> Task to carry out: Write out every record below exactly as it appears.

-- BEGIN Records shown --

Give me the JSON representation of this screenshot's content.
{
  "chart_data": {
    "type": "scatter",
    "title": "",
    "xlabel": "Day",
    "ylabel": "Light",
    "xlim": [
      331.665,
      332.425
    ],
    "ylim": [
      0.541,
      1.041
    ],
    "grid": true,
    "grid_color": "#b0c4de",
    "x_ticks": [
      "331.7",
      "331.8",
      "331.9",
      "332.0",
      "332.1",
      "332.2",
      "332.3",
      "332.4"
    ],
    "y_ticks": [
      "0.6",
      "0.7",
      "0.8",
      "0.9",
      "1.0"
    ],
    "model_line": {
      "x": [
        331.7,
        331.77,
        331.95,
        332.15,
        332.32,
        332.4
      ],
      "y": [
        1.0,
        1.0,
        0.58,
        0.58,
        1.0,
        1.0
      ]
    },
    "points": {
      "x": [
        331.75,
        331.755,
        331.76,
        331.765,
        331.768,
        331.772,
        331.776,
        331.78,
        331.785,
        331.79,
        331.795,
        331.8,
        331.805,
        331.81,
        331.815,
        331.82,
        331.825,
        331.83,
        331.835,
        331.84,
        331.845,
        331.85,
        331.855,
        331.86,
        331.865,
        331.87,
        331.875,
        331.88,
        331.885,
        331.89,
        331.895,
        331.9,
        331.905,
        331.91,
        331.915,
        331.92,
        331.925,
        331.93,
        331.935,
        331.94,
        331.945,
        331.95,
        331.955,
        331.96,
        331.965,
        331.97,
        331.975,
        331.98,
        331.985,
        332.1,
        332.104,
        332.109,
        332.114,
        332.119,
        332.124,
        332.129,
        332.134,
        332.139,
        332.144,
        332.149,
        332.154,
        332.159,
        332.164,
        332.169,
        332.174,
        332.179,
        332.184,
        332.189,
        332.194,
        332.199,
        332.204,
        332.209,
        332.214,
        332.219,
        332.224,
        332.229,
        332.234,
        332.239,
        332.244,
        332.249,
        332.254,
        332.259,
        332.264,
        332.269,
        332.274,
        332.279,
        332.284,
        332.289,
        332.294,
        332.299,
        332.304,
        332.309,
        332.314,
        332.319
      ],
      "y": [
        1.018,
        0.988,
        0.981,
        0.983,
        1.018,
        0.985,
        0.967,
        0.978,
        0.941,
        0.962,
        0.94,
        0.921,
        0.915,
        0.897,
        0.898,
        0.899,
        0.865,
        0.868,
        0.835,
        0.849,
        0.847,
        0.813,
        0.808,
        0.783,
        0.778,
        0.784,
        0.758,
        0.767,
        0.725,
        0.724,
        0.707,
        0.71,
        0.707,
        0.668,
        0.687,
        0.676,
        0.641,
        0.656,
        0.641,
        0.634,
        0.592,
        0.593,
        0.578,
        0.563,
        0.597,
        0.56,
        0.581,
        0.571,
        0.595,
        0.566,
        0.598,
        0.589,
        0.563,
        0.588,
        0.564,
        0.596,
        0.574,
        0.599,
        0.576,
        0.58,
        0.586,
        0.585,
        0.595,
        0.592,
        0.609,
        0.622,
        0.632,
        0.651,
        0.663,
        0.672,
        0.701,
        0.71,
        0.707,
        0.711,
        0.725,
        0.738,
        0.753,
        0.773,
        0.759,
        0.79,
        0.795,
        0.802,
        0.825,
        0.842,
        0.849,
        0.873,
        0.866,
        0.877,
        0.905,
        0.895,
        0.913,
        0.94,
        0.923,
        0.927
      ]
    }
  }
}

-- END Records shown --

> Solution for this problem:
Give me the JSON representation of this screenshot's content.
{
  "chart_data": {
    "type": "scatter",
    "title": "",
    "xlabel": "Day",
    "ylabel": "Light",
    "xlim": [
      331.665,
      332.425
    ],
    "ylim": [
      0.541,
      1.041
    ],
    "grid": true,
    "grid_color": "#b0c4de",
    "x_ticks": [
      "331.7",
      "331.8",
      "331.9",
      "332.0",
      "332.1",
      "332.2",
      "332.3",
      "332.4"
    ],
    "y_ticks": [
      "0.6",
      "0.7",
      "0.8",
      "0.9",
      "1.0"
    ],
    "model_line": {
      "x": [
        331.7,
        331.77,
        331.95,
        332.15,
        332.32,
        332.4
      ],
      "y": [
        1.0,
        1.0,
        0.58,
        0.58,
        1.0,
        1.0
      ]
    },
    "points": {
      "x": [
        331.75,
        331.755,
        331.76,
        331.765,
        331.768,
        331.772,
        331.776,
        331.78,
        331.785,
        331.79,
        331.795,
        331.8,
        331.805,
        331.81,
        331.815,
        331.82,
        331.825,
        331.83,
        331.835,
        331.84,
        331.845,
        331.85,
        331.855,
        331.86,
        331.865,
        331.87,
        331.875,
        331.88,
        331.885,
        331.89,
        331.895,
        331.9,
        331.905,
        331.91,
        331.915,
        331.92,
        331.925,
        331.93,
        331.935,
        331.94,
        331.945,
        331.95,
        331.955,
        331.96,
        331.965,
        331.97,
        331.975,
        331.98,
        331.985,
        332.1,
        332.104,
        332.109,
        332.114,
        332.119,
        332.124,
        332.129,
        332.134,
        332.139,
        332.144,
        332.149,
        332.154,
        332.159,
        332.164,
        332.169,
        332.174,
        332.179,
        332.184,
        332.189,
        332.194,
        332.199,
        332.204,
        332.209,
        332.214,
        332.219,
        332.224,
        332.229,
        332.234,
        332.239,
        332.244,
        332.249,
        332.254,
        332.259,
        332.264,
        332.269,
        332.274,
        332.279,
        332.284,
        332.289,
        332.294,
        332.299,
        332.304,
        332.309,
        332.314,
        332.319
      ],
      "y": [
        1.018,
        0.988,
        0.981,
        0.983,
        1.018,
        0.985,
        0.967,
        0.978,
        0.941,
        0.962,
        0.94,
        0.921,
        0.915,
        0.897,
        0.898,
        0.899,
        0.865,
        0.868,
        0.835,
        0.849,
        0.847,
        0.813,
        0.808,
        0.783,
        0.778,
        0.784,
        0.758,
        0.767,
        0.725,
        0.724,
        0.707,
        0.71,
        0.707,
        0.668,
        0.687,
        0.676,
        0.641,
        0.656,
        0.641,
        0.634,
        0.592,
        0.593,
        0.578,
        0.563,
        0.597,
        0.56,
        0.581,
        0.571,
        0.595,
        0.566,
        0.598,
        0.589,
        0.563,
        0.588,
        0.564,
        0.596,
        0.574,
        0.599,
        0.576,
        0.58,
        0.586,
        0.585,
        0.595,
        0.592,
        0.609,
        0.622,
        0.632,
        0.651,
        0.663,
        0.672,
        0.701,
        0.71,
        0.707,
        0.711,
        0.725,
        0.738,
        0.753,
        0.773,
        0.759,
        0.79,
        0.795,
        0.802,
        0.825,
        0.842,
        0.849,
        0.873,
        0.866,
        0.877,
        0.905,
        0.895,
        0.913,
        0.94,
        0.923,
        0.927
      ]
    }
  }
}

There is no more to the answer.